_PROMPT_:
Go through the records below line by line, counting those that contain the word "JSON"; answer with the count only.

(Stored entries)
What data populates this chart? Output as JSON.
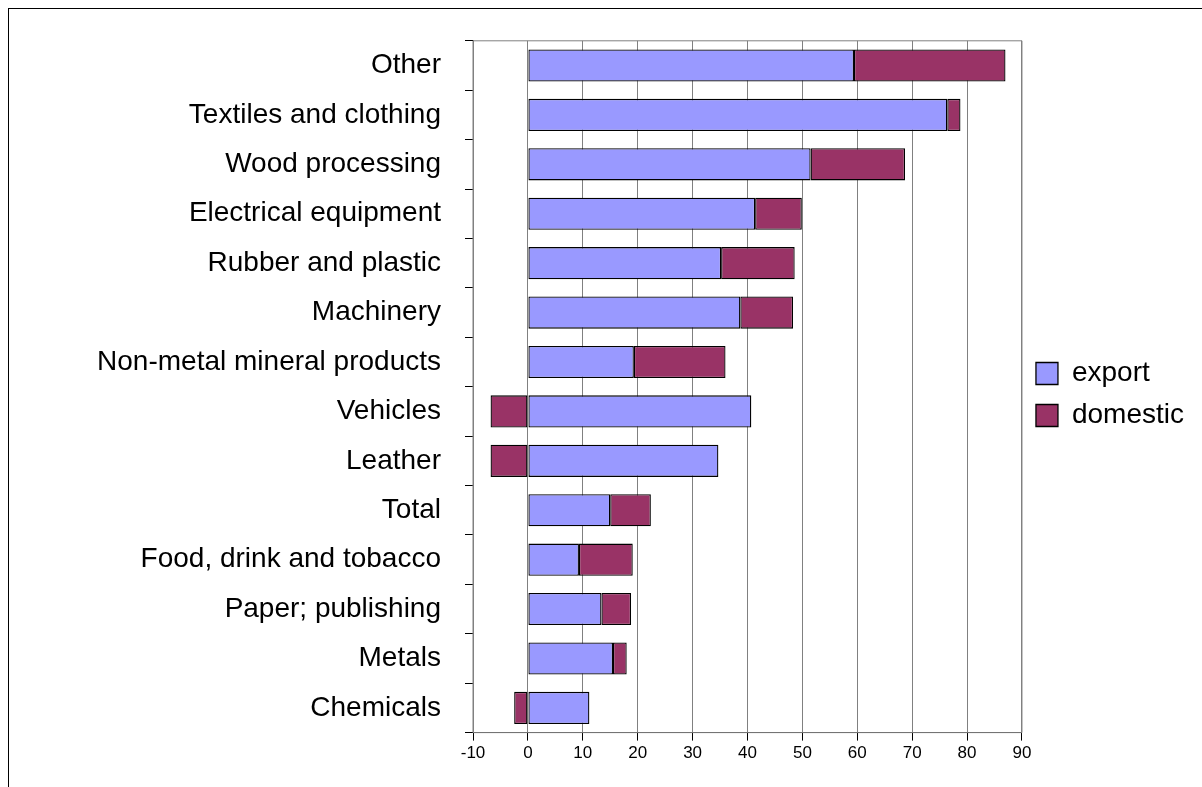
{
  "chart_data": {
    "type": "bar",
    "orientation": "horizontal",
    "stacked": true,
    "categories": [
      "Other",
      "Textiles and clothing",
      "Wood processing",
      "Electrical equipment",
      "Rubber and plastic",
      "Machinery",
      "Non-metal mineral products",
      "Vehicles",
      "Leather",
      "Total",
      "Food, drink and tobacco",
      "Paper; publishing",
      "Metals",
      "Chemicals"
    ],
    "series": [
      {
        "name": "export",
        "color": "#9999ff",
        "values": [
          59.4,
          76.4,
          51.5,
          41.4,
          35.2,
          38.7,
          19.3,
          40.7,
          34.7,
          15.0,
          9.3,
          13.4,
          15.5,
          11.2
        ]
      },
      {
        "name": "domestic",
        "color": "#993366",
        "values": [
          27.6,
          2.4,
          17.2,
          8.5,
          13.4,
          9.6,
          16.7,
          -6.8,
          -6.8,
          7.4,
          9.8,
          5.4,
          2.5,
          -2.5
        ]
      }
    ],
    "xlim": [
      -10,
      90
    ],
    "xticks": [
      -10,
      0,
      10,
      20,
      30,
      40,
      50,
      60,
      70,
      80,
      90
    ],
    "grid": "x",
    "legend": "right"
  }
}
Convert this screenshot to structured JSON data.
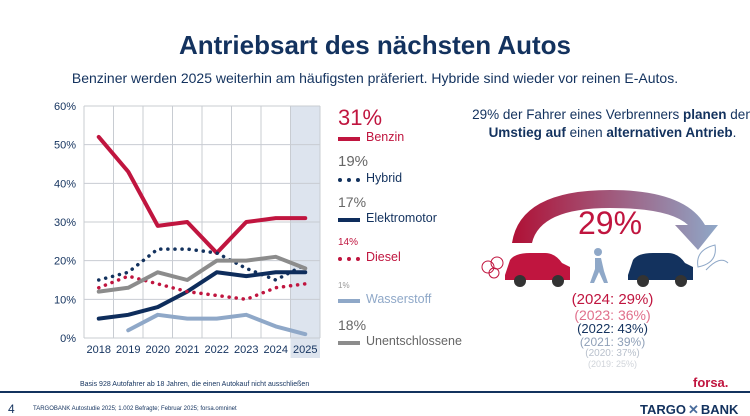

_REPLY_:
2